**What you will do**. From the entries below, list each line with "should".

** START **

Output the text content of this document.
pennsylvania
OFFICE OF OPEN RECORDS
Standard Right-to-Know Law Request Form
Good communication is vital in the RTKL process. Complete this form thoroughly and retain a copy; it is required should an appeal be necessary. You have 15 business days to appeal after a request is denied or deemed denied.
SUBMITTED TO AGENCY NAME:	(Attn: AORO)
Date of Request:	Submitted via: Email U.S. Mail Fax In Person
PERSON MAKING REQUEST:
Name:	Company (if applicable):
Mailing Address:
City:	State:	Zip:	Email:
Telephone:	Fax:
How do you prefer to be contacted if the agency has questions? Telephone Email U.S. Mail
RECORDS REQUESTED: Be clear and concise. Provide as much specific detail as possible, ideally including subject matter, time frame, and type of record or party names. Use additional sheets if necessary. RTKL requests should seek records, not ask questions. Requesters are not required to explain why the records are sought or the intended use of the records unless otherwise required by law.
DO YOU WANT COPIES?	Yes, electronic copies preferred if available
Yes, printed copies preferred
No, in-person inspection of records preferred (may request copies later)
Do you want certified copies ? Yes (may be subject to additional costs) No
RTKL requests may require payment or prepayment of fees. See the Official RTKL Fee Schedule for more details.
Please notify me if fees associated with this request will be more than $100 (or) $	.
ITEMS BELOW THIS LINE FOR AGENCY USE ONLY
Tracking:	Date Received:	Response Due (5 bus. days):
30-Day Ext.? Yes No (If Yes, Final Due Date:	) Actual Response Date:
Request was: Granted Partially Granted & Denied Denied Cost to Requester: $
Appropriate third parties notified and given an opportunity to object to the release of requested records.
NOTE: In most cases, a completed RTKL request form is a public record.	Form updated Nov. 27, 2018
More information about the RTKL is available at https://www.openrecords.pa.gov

** END **

**The answer**.
Good communication is vital in the RTKL process. Complete this form thoroughly and retain a copy; it is required should an appeal be necessary. You have 15 business days to appeal after a request is denied or deemed denied.
RECORDS REQUESTED: Be clear and concise. Provide as much specific detail as possible, ideally including subject matter, time frame, and type of record or party names. Use additional sheets if necessary. RTKL requests should seek records, not ask questions. Requesters are not required to explain why the records are sought or the intended use of the records unless otherwise required by law.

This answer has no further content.